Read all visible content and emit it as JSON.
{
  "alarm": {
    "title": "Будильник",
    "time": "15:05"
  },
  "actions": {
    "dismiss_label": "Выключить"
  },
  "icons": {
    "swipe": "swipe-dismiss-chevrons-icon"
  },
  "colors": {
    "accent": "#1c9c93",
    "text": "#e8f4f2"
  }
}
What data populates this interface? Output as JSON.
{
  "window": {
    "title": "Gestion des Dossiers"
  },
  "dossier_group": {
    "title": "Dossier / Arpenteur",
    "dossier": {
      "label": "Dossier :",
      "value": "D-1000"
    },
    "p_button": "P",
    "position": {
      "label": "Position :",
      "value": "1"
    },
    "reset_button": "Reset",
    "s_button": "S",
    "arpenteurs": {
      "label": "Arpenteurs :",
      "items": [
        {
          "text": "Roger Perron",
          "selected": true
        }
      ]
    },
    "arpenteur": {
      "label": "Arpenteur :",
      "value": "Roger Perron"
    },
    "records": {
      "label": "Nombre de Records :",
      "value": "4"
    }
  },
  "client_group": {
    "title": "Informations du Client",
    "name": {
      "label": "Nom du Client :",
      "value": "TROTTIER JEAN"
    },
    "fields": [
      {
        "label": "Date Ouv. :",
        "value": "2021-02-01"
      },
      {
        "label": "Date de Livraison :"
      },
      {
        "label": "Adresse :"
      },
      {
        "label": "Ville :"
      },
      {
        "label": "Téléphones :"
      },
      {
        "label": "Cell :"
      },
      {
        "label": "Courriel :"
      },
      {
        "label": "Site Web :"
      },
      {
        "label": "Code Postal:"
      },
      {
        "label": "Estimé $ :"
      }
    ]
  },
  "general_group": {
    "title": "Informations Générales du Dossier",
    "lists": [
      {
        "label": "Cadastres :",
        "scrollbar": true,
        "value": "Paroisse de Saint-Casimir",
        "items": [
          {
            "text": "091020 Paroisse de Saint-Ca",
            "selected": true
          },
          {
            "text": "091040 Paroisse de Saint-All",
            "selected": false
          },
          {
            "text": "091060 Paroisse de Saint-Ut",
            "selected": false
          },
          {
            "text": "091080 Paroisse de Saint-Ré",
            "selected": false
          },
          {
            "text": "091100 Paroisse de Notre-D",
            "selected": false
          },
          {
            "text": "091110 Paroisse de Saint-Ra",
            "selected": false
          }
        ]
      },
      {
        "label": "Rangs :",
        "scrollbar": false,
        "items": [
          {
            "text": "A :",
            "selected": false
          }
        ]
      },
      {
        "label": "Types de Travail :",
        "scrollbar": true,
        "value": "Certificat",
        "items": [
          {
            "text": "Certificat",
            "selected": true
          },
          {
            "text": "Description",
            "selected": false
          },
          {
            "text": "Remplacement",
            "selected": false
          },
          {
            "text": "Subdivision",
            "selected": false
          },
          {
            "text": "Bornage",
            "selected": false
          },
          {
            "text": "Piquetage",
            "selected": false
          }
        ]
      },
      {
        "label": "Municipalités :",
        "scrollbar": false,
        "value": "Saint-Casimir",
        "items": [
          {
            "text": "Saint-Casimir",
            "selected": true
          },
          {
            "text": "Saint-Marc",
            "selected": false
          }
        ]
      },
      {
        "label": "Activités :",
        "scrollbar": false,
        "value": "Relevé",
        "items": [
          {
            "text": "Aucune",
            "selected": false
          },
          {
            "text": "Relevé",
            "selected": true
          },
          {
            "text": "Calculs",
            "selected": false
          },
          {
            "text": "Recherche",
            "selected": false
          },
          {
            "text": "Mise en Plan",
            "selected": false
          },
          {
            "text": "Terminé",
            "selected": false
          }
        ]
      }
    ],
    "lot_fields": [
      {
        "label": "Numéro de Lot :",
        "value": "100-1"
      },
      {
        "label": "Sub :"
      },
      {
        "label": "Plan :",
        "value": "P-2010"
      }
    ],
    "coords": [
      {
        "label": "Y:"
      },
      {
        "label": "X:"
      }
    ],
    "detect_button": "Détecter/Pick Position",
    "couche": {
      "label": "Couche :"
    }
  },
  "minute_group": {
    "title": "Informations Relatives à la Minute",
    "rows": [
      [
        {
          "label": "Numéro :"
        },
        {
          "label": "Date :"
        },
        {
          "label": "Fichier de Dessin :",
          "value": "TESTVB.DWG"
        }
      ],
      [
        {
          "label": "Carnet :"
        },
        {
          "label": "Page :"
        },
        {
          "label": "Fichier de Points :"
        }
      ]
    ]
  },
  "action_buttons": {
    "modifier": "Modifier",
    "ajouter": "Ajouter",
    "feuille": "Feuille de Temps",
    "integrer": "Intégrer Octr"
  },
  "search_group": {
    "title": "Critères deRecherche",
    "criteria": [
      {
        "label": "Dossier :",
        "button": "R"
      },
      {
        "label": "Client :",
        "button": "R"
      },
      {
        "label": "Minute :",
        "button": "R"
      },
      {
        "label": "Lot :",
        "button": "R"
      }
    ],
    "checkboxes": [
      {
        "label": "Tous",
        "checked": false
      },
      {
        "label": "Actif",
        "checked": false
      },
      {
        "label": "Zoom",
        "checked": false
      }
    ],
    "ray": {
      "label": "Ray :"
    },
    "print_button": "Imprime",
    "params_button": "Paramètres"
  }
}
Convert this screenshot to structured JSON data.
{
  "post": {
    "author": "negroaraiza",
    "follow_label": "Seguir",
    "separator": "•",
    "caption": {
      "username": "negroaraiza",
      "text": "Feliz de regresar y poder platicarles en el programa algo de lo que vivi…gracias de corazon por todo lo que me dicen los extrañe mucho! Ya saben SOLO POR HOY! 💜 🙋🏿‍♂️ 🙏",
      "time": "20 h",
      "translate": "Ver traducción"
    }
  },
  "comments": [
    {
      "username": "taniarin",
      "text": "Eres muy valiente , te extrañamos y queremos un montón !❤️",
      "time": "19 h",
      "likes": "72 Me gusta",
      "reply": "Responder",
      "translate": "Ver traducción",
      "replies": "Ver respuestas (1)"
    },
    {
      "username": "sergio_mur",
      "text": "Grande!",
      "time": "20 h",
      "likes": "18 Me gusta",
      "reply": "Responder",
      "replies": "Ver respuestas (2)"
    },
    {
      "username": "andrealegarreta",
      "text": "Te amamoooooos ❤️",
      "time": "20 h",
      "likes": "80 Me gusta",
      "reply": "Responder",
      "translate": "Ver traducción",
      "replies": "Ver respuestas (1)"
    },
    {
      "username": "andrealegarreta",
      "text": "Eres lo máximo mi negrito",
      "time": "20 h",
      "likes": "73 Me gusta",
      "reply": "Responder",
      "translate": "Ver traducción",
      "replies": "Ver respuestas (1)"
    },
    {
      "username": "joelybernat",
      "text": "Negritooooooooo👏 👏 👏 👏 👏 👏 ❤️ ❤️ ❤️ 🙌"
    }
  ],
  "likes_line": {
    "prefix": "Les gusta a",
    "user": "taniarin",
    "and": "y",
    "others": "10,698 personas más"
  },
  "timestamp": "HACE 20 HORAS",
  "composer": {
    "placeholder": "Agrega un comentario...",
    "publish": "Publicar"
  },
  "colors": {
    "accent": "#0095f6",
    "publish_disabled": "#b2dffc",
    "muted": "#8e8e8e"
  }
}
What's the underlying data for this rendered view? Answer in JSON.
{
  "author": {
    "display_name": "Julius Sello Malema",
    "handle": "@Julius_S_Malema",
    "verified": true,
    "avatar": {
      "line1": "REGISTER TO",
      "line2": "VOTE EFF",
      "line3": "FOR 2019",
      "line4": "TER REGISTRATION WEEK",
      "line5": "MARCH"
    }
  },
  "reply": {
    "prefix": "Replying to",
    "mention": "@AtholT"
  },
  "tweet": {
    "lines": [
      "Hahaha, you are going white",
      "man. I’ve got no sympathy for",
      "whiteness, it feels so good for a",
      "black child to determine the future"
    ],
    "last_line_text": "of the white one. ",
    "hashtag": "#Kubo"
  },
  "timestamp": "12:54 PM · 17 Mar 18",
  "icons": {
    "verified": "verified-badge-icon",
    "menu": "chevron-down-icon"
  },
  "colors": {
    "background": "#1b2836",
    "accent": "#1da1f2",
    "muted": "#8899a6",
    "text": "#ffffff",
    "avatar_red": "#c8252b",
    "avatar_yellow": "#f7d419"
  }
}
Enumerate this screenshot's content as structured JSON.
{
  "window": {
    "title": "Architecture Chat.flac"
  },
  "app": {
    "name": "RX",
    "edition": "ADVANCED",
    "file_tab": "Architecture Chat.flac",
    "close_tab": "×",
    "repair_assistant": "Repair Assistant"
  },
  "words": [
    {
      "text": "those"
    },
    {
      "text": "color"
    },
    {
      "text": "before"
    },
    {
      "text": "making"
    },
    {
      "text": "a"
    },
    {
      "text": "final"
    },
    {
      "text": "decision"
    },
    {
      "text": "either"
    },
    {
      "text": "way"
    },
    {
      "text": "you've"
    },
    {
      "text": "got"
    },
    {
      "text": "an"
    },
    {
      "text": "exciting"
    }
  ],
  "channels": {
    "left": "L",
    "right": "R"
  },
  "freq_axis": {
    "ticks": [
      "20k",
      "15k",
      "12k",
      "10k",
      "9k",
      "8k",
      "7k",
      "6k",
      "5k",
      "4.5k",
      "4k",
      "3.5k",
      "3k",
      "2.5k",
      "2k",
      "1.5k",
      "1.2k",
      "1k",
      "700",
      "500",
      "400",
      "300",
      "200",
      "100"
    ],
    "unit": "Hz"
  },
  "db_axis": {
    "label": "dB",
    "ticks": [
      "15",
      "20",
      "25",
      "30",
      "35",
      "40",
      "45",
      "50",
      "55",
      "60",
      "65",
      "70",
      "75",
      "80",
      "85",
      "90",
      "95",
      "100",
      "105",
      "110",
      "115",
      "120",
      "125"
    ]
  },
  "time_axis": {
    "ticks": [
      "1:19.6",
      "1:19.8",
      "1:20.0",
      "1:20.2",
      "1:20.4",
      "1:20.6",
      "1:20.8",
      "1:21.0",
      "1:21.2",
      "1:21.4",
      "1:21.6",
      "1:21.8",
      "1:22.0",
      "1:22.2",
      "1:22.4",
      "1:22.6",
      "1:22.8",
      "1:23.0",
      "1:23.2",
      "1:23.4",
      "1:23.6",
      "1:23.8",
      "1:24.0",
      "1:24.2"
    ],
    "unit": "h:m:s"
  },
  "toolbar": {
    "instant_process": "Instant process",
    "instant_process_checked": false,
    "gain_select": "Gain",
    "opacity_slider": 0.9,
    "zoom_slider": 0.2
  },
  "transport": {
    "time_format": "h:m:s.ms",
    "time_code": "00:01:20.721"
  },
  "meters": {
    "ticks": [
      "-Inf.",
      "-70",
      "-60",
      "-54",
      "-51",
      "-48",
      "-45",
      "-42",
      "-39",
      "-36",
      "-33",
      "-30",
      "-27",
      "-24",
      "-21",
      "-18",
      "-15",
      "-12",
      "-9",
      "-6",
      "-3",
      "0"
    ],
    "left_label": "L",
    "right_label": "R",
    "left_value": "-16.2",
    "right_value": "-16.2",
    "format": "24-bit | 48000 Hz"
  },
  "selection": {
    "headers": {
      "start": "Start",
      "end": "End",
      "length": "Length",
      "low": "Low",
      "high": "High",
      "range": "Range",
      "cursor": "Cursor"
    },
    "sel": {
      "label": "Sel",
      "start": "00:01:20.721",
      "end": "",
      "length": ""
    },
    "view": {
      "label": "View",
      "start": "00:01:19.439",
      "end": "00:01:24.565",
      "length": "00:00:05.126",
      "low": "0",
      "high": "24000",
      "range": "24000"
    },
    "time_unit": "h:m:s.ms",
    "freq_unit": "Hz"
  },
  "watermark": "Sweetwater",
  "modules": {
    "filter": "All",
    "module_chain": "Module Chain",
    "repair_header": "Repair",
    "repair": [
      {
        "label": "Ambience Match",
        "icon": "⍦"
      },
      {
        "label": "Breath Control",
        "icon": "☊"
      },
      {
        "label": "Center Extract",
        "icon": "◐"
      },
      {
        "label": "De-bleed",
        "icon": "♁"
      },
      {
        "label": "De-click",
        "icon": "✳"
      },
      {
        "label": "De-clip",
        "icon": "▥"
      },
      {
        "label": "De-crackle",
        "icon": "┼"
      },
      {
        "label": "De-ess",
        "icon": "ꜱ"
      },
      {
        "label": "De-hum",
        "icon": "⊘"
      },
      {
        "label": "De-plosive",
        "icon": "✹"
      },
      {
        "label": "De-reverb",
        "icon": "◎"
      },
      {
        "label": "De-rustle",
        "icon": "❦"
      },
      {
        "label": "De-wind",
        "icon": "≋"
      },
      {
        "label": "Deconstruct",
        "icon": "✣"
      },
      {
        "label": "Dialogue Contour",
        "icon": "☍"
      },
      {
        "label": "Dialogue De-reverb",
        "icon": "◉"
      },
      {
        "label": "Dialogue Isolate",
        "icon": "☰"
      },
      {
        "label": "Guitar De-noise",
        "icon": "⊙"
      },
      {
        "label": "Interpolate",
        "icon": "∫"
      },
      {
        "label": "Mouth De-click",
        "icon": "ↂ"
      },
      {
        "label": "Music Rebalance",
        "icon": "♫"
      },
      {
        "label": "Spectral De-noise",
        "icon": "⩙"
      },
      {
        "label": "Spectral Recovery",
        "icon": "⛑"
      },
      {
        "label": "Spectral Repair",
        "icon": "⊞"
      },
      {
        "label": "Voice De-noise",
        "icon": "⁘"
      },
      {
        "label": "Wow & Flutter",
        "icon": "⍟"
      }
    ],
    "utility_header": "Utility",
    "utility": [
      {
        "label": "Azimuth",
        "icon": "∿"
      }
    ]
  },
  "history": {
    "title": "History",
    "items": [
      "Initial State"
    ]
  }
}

Stated problem —
Look for the word "start" in every line of the listing and copy the lines that have it.

The solution —
      "start": "Start",
      "start": "00:01:20.721",
      "start": "00:01:19.439",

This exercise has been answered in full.